═════ Extracted text

My dad and Marsha  live out in the boonies, so by “street”, I mean a semi-paved area where cars, although very rarely, can go to get from place to place.

Also to note, Marsha is not an animal lover, she is a fanatic. She has three horses, 4 cats, several fish, a few birds and a little dog. She also has an unheard of relationships with the local deer, skunks (you heard me), snakes, birds and other wildlife in the area. And by relationships, I mean, she knows and cares for them, as individuals, and they know her, as a safe place in a way that is totally appropriate in that they are still totally wild, but that just doesn’t happen with wild animals and humans.

So, this little wiggly puppy comes running into the dirt road and Marsha and she go into that crazy frenzy where the dog is rolling all over the ground while Marsha is squeaking all of these sounds about how she is “da cewtest widdle puppy baby ever ever ever!” when all of a sudden the neighbor, lovingly known as “that crazy motherfucker” comes to the edge of his property, still behind a fence and says, “Sorry ladies, that little shit spends her whole day trying to get out of here. Can you grab her for me?”

══════════
═════ Source material

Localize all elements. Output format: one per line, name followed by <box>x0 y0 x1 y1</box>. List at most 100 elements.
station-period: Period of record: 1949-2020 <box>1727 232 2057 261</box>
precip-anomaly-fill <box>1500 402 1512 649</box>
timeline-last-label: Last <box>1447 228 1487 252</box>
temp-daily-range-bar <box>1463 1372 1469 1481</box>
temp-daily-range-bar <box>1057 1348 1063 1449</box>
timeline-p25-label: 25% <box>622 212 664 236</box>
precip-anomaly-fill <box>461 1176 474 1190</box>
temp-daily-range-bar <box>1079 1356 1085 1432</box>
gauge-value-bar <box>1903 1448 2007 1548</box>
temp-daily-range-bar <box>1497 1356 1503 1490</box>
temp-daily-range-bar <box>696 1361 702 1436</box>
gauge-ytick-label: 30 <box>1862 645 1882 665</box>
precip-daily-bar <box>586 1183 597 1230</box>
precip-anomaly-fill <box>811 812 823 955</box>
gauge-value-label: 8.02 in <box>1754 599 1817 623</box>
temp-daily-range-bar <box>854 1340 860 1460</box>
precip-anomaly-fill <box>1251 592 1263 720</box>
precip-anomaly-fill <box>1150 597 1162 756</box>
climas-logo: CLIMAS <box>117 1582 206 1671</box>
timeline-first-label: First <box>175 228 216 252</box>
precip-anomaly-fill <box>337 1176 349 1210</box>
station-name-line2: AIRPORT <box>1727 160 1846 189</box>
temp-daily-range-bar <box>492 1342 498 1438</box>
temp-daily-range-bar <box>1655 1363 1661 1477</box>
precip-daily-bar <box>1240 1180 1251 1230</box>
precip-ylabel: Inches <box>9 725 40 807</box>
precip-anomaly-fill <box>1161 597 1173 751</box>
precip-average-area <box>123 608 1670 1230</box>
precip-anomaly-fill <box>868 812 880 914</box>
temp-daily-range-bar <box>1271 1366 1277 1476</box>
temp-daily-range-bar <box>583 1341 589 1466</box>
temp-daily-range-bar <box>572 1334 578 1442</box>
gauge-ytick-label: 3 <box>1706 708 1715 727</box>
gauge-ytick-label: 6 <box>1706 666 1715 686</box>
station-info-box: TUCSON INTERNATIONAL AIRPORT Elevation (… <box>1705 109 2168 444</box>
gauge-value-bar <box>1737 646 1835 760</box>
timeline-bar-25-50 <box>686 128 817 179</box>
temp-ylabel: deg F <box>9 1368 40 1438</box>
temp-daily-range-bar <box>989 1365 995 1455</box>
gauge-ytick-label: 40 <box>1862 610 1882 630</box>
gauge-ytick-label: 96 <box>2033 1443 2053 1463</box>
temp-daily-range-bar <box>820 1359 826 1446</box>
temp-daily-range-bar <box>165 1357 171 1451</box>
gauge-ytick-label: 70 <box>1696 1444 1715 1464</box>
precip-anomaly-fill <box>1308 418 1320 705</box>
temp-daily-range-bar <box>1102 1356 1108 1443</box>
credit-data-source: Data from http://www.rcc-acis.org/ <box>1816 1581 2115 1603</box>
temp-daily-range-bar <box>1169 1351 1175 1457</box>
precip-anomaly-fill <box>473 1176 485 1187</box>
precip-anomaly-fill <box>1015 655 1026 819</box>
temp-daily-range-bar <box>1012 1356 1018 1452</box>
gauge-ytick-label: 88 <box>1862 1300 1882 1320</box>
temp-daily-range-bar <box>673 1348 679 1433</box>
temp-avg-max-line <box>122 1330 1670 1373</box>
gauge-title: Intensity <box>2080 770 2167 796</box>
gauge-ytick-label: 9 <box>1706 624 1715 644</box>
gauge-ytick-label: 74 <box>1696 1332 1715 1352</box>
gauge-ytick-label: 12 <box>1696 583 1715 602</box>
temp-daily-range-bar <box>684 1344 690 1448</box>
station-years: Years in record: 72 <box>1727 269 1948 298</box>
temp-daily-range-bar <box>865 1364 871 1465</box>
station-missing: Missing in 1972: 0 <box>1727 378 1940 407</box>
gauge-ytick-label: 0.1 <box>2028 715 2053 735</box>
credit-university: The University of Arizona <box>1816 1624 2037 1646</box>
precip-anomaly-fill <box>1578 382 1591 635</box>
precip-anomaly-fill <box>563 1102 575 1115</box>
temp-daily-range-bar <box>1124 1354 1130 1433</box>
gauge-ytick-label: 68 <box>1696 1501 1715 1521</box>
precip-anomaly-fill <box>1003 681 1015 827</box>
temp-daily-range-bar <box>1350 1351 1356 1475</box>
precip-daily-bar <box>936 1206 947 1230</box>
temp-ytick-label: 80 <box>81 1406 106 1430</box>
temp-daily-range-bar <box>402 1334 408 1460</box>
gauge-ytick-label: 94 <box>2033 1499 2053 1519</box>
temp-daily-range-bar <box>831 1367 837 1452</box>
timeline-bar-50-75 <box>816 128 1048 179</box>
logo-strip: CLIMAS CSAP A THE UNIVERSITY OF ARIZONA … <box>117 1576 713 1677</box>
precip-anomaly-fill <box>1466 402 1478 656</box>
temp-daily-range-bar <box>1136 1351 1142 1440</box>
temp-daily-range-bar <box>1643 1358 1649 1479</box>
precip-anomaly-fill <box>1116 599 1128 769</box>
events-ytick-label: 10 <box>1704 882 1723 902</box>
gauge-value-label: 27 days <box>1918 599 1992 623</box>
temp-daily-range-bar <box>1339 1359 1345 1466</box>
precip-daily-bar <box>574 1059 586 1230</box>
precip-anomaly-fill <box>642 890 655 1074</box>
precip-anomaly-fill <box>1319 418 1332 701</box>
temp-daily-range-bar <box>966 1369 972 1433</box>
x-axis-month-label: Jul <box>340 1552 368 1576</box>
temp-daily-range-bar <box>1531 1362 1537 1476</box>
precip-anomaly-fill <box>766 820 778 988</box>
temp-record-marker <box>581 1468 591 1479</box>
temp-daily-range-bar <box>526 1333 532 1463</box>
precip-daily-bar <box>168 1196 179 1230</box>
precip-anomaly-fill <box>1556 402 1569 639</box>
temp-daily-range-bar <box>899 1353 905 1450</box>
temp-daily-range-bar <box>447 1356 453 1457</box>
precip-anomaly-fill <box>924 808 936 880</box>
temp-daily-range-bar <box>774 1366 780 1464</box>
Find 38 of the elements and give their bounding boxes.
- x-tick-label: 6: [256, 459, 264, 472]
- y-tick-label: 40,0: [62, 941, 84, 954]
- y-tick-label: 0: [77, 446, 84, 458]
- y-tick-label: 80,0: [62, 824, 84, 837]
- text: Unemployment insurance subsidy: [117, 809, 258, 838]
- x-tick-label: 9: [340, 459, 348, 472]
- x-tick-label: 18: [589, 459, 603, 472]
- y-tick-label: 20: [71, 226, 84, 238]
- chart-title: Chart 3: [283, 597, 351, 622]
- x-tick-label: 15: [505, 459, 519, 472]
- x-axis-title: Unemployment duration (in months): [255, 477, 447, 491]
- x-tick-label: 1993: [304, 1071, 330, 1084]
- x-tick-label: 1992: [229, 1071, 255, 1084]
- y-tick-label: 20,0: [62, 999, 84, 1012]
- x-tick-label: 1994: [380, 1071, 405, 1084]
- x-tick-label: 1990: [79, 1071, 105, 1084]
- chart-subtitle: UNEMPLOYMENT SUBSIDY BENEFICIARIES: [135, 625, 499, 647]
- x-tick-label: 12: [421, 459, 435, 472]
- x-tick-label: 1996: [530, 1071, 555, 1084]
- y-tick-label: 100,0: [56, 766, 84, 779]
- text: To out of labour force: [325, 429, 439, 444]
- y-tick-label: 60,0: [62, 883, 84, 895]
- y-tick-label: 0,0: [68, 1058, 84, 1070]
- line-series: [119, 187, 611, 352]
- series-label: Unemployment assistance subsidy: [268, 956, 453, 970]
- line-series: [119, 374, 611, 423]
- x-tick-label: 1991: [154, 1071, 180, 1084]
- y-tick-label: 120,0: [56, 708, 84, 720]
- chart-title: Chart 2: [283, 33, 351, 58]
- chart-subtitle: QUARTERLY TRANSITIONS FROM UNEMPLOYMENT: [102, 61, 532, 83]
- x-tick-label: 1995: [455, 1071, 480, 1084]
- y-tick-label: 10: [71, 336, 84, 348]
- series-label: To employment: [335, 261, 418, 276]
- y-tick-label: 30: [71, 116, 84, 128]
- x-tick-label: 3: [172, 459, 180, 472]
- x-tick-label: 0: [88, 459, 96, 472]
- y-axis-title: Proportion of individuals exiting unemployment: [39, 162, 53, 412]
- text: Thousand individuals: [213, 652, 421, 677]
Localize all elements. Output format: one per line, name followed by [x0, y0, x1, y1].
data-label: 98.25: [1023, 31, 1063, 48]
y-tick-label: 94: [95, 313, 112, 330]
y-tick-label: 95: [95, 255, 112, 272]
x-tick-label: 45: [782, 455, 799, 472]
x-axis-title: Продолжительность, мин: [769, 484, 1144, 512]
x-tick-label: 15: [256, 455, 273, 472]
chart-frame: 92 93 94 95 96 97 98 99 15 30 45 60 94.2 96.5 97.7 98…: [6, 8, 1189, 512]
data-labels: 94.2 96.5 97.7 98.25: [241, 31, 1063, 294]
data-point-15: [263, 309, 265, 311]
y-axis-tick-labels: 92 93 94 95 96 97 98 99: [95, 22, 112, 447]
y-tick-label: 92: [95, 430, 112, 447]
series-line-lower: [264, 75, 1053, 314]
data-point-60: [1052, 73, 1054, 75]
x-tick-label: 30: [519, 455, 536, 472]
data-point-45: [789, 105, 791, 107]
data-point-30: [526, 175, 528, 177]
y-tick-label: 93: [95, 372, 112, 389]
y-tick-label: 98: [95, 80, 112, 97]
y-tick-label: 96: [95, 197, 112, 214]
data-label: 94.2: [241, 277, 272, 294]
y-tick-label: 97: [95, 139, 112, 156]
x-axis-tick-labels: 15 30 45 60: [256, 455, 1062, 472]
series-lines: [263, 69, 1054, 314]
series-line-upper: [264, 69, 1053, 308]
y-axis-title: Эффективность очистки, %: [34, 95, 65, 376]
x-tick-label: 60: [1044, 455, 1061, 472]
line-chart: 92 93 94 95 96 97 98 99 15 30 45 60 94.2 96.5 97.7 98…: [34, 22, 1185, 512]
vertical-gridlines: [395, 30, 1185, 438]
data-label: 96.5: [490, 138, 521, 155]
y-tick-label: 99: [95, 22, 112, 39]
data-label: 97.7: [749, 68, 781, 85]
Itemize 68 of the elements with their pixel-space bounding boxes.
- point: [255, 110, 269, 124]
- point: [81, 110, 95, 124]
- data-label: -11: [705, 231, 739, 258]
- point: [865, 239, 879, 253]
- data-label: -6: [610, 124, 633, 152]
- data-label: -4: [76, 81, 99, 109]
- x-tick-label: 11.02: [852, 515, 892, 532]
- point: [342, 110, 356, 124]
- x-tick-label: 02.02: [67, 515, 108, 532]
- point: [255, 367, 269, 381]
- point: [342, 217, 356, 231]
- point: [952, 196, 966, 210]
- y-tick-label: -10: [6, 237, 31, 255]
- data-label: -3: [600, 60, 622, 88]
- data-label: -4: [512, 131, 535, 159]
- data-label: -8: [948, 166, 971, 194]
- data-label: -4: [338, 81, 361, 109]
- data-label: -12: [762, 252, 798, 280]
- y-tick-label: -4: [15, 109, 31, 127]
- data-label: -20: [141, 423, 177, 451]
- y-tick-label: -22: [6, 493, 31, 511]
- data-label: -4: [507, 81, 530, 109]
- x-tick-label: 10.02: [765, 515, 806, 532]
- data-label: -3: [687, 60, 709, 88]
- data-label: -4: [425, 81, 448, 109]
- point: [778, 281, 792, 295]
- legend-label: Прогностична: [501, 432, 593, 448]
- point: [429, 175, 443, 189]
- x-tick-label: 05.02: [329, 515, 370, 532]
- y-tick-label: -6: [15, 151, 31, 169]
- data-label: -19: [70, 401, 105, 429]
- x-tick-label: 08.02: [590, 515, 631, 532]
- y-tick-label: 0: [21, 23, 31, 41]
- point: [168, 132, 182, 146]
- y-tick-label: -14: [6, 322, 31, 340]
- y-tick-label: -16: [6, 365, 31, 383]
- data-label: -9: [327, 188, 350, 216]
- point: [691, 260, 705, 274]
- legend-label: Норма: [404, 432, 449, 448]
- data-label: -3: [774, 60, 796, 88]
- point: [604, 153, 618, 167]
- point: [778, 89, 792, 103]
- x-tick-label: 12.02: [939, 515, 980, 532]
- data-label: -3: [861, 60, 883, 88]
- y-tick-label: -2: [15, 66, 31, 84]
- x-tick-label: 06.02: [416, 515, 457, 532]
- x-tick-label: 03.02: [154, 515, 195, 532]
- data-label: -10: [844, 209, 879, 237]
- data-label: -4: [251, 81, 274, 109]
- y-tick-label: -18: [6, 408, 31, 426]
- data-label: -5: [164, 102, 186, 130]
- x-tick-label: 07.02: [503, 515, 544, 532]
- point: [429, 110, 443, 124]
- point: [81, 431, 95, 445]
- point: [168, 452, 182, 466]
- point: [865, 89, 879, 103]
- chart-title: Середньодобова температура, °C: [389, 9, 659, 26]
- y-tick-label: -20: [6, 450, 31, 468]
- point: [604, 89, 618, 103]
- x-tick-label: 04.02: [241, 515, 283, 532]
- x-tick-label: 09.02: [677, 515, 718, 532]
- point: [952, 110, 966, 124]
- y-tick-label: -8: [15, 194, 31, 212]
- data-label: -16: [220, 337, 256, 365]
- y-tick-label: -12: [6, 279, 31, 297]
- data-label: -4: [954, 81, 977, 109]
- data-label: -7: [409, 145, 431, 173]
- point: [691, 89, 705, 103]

══════════

Required actions:
1. Write out the passage about Marsha and the neighbor's puppy word for word, starting at "My dad and Marsha" and ending at "animals and humans.".
2. Reproduce only the lines of the records, starting at the first line and ending at the line containing "temp-daily-range-bar <box>492 1342", with every "precip-anomaly-fill" switched to "precip-deviation-fill" and all else left unchanged.
The records bear no relation to the account of Marsha and the neighbor's puppy.

Task solutions:
1.
My dad and Marsha  live out in the boonies, so by “street”, I mean a semi-paved area where cars, although very rarely, can go to get from place to place.

Also to note, Marsha is not an animal lover, she is a fanatic. She has three horses, 4 cats, several fish, a few birds and a little dog. She also has an unheard of relationships with the local deer, skunks (you heard me), snakes, birds and other wildlife in the area. And by relationships, I mean, she knows and cares for them, as individuals, and they know her, as a safe place in a way that is totally appropriate in that they are still totally wild, but that just doesn’t happen with wild animals and humans.

2.
Localize all elements. Output format: one per line, name followed by <box>x0 y0 x1 y1</box>. List at most 100 elements.
station-period: Period of record: 1949-2020 <box>1727 232 2057 261</box>
precip-deviation-fill <box>1500 402 1512 649</box>
timeline-last-label: Last <box>1447 228 1487 252</box>
temp-daily-range-bar <box>1463 1372 1469 1481</box>
temp-daily-range-bar <box>1057 1348 1063 1449</box>
timeline-p25-label: 25% <box>622 212 664 236</box>
precip-deviation-fill <box>461 1176 474 1190</box>
temp-daily-range-bar <box>1079 1356 1085 1432</box>
gauge-value-bar <box>1903 1448 2007 1548</box>
temp-daily-range-bar <box>1497 1356 1503 1490</box>
temp-daily-range-bar <box>696 1361 702 1436</box>
gauge-ytick-label: 30 <box>1862 645 1882 665</box>
precip-daily-bar <box>586 1183 597 1230</box>
precip-deviation-fill <box>811 812 823 955</box>
gauge-value-label: 8.02 in <box>1754 599 1817 623</box>
temp-daily-range-bar <box>854 1340 860 1460</box>
precip-deviation-fill <box>1251 592 1263 720</box>
precip-deviation-fill <box>1150 597 1162 756</box>
climas-logo: CLIMAS <box>117 1582 206 1671</box>
timeline-first-label: First <box>175 228 216 252</box>
precip-deviation-fill <box>337 1176 349 1210</box>
station-name-line2: AIRPORT <box>1727 160 1846 189</box>
temp-daily-range-bar <box>492 1342 498 1438</box>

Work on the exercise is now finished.